Figure contents as structured data:
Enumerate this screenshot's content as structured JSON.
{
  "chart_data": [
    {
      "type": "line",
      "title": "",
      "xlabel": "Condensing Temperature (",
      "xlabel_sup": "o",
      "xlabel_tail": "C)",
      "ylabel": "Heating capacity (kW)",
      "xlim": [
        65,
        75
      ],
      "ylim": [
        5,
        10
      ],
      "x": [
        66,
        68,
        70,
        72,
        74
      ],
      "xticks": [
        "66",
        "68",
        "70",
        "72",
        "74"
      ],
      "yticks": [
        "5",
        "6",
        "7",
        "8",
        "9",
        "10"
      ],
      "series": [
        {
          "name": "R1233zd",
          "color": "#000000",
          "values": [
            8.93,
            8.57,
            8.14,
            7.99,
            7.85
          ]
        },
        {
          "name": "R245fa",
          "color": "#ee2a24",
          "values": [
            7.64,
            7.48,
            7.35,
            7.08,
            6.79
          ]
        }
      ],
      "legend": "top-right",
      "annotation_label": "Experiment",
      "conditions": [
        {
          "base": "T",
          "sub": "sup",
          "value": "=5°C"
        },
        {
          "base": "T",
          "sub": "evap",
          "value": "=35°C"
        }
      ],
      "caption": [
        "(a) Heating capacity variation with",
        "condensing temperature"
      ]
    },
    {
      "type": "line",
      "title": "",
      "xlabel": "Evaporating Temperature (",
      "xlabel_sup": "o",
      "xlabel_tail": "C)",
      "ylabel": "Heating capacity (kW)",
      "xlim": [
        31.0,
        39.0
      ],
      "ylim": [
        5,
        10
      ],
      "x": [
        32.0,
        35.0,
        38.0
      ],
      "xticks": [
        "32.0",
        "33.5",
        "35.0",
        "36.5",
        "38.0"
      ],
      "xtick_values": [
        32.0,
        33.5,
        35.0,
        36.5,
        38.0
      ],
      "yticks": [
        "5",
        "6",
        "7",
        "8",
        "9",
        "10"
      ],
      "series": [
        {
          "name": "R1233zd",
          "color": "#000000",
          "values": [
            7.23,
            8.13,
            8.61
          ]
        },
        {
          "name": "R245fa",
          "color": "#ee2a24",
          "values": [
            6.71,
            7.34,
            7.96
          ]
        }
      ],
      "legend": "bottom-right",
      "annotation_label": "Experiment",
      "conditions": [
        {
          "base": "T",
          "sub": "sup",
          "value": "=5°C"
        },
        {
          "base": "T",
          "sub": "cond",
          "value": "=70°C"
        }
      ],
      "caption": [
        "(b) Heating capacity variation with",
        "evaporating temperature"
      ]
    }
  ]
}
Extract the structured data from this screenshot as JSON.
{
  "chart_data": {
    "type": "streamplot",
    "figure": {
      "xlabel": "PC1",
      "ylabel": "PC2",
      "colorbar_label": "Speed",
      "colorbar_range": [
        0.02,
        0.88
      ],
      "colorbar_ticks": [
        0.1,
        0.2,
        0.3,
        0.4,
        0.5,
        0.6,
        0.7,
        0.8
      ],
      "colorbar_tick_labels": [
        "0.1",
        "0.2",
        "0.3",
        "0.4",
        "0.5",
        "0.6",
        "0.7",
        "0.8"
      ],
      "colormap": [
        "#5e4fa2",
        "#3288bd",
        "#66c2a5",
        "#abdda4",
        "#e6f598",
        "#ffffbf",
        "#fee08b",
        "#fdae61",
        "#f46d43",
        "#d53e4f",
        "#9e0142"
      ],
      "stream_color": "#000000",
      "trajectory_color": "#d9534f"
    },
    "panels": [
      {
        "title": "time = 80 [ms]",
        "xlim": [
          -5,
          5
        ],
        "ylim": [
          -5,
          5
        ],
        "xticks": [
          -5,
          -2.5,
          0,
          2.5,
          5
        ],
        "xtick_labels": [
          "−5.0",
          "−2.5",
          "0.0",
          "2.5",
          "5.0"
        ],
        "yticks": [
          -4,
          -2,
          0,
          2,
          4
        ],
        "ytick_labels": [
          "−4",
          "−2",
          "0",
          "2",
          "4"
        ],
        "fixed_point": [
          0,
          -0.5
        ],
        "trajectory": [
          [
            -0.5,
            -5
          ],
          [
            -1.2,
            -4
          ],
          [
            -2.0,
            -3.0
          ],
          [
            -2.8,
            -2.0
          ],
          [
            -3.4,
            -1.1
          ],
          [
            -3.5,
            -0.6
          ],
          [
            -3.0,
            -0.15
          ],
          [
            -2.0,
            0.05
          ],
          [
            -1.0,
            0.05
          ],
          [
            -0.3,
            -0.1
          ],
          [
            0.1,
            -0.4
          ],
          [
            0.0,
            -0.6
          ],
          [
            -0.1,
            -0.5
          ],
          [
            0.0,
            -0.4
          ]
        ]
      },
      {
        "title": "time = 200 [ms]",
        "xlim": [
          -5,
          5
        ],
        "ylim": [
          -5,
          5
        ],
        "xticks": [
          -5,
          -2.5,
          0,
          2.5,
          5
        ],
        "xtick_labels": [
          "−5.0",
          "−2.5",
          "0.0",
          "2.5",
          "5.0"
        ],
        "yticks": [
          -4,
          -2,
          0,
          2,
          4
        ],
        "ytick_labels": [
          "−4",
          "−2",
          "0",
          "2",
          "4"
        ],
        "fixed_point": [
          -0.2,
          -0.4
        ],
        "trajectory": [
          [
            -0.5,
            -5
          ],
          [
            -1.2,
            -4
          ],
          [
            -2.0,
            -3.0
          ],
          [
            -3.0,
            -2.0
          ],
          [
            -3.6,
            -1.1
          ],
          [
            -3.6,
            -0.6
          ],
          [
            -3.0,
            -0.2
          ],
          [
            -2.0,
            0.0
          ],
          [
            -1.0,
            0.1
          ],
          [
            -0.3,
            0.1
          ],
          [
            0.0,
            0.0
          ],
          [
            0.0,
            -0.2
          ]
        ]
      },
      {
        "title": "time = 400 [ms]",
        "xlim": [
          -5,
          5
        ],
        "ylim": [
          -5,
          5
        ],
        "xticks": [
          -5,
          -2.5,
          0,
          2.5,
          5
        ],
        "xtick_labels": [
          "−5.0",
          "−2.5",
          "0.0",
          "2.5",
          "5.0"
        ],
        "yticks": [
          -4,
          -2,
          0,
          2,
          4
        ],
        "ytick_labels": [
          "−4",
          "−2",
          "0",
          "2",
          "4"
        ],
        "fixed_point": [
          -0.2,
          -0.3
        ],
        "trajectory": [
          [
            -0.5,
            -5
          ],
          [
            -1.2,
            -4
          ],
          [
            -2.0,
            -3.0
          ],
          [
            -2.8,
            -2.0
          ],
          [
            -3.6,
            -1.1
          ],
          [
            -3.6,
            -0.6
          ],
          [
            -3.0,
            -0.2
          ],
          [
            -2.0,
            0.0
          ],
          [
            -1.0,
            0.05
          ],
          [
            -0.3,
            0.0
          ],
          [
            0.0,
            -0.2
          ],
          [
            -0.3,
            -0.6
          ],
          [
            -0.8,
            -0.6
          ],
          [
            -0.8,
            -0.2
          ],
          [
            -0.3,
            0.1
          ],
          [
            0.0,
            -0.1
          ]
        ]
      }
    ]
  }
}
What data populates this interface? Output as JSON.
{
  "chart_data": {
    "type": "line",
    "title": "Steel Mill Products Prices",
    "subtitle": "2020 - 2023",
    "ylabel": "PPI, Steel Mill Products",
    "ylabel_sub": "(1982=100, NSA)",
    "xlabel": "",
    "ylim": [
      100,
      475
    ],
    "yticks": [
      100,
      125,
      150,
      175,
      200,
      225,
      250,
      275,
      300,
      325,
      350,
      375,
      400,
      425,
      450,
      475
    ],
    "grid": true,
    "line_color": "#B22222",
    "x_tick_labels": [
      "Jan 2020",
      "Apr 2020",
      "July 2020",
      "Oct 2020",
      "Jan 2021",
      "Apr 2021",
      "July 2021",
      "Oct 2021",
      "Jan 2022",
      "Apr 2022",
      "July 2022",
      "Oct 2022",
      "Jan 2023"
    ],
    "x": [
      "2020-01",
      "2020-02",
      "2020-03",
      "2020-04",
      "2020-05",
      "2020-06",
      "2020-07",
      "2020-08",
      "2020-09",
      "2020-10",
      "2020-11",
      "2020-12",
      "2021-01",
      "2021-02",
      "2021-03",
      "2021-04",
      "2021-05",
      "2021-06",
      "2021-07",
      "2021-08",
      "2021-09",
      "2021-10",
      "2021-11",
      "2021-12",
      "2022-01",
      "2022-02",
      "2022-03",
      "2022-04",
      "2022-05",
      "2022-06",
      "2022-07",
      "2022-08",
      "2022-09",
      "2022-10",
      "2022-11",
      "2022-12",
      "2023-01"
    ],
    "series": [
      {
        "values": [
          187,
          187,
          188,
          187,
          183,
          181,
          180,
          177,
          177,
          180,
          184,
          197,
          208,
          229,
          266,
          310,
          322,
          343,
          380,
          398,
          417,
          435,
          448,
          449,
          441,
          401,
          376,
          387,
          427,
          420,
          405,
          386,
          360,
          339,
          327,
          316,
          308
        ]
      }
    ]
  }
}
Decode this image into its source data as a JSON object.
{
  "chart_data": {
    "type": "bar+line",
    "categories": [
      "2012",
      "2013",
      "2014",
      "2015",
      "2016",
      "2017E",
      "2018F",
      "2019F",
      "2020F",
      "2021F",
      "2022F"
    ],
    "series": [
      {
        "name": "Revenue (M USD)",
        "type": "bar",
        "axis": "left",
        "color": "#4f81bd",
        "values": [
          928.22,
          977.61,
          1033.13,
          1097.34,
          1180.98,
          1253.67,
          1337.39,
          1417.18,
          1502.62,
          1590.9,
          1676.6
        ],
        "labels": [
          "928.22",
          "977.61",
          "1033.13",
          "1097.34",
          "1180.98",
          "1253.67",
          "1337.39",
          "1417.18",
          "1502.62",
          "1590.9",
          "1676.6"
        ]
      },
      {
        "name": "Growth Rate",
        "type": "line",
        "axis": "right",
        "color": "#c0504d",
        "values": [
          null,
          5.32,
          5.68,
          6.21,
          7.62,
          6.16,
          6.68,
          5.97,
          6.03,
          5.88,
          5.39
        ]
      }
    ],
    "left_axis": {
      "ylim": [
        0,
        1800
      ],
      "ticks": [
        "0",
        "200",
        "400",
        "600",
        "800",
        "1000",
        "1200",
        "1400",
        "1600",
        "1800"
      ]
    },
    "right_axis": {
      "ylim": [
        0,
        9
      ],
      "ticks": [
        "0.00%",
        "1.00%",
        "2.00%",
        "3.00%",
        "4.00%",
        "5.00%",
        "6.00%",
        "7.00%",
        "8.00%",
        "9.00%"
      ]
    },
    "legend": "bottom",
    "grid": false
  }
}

> Task requirements:
Copy out every line from the material above in which the word "JSON" appears.

> Reply to the exercise:
Enumerate this screenshot's content as structured JSON.
Extract the structured data from this screenshot as JSON.
What data populates this interface? Output as JSON.
Decode this image into its source data as a JSON object.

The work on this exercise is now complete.